Copy the lines from the one holding "legend-swatch-alert-level-2 [1074, 138, 1103, 174]" through the one holding "warning-patch [186, 244, 192, 249]", inclusive, and substitute "islet" for "island" while keeping everything else the same. Give only those lines.

(Annotated element listings)

______

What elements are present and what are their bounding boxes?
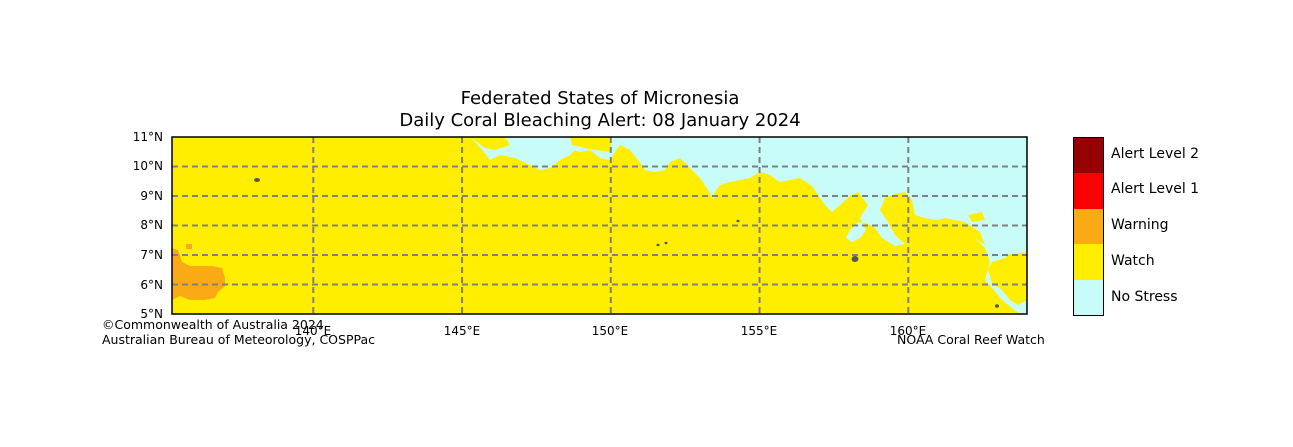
legend-swatch-alert-level-2 [1074, 138, 1103, 174]
island [851, 256, 859, 262]
legend-swatch-no-stress [1074, 279, 1103, 315]
color-legend [1073, 137, 1104, 316]
lat-label-7n: 7°N [140, 248, 163, 262]
legend-swatch-warning [1074, 208, 1103, 245]
watch-patch [470, 137, 510, 150]
island [664, 241, 668, 245]
legend-label-no-stress: No Stress [1111, 289, 1178, 305]
lat-label-6n: 6°N [140, 278, 163, 292]
map-frame [171, 136, 1028, 315]
warning-patch [186, 244, 192, 249]
lat-label-10n: 10°N [132, 159, 163, 173]
legend-label-alert-level-1: Alert Level 1 [1111, 181, 1200, 197]
lat-label-9n: 9°N [140, 189, 163, 203]
lon-label-140e: 140°E [294, 324, 332, 338]
graticule [172, 137, 1027, 314]
lat-label-5n: 5°N [140, 307, 163, 321]
noaa-credit: NOAA Coral Reef Watch [897, 332, 1045, 347]
map-subtitle: Daily Coral Bleaching Alert: 08 January … [399, 110, 801, 131]
lon-label-150e: 150°E [591, 324, 629, 338]
island [736, 219, 740, 223]
copyright-credit: ©Commonwealth of Australia 2024 [102, 317, 324, 332]
lat-label-11n: 11°N [132, 130, 163, 144]
lat-label-8n: 8°N [140, 218, 163, 232]
lon-label-160e: 160°E [889, 324, 927, 338]
island [656, 243, 660, 247]
legend-label-alert-level-2: Alert Level 2 [1111, 146, 1200, 162]
bom-credit: Australian Bureau of Meteorology, COSPPa… [102, 332, 375, 347]
lon-label-155e: 155°E [740, 324, 778, 338]
lon-label-145e: 145°E [443, 324, 481, 338]
watch-patch [570, 137, 612, 152]
legend-swatch-watch [1074, 244, 1103, 280]
legend-swatch-alert-level-1 [1074, 173, 1103, 209]
watch-patch [968, 212, 985, 222]
island [995, 304, 999, 308]
legend-label-warning: Warning [1111, 217, 1169, 233]
warning-area [172, 248, 225, 300]
island [254, 178, 260, 182]
watch-patch [1005, 252, 1027, 262]
map-title: Federated States of Micronesia [460, 88, 740, 109]
no-stress-area [470, 137, 1027, 314]
legend-label-watch: Watch [1111, 253, 1155, 269]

______

**Correct answer**
legend-swatch-alert-level-2 [1074, 138, 1103, 174]
islet [851, 256, 859, 262]
legend-swatch-no-stress [1074, 279, 1103, 315]
color-legend [1073, 137, 1104, 316]
lat-label-7n: 7°N [140, 248, 163, 262]
legend-swatch-warning [1074, 208, 1103, 245]
watch-patch [470, 137, 510, 150]
islet [664, 241, 668, 245]
legend-label-no-stress: No Stress [1111, 289, 1178, 305]
lat-label-6n: 6°N [140, 278, 163, 292]
map-frame [171, 136, 1028, 315]
warning-patch [186, 244, 192, 249]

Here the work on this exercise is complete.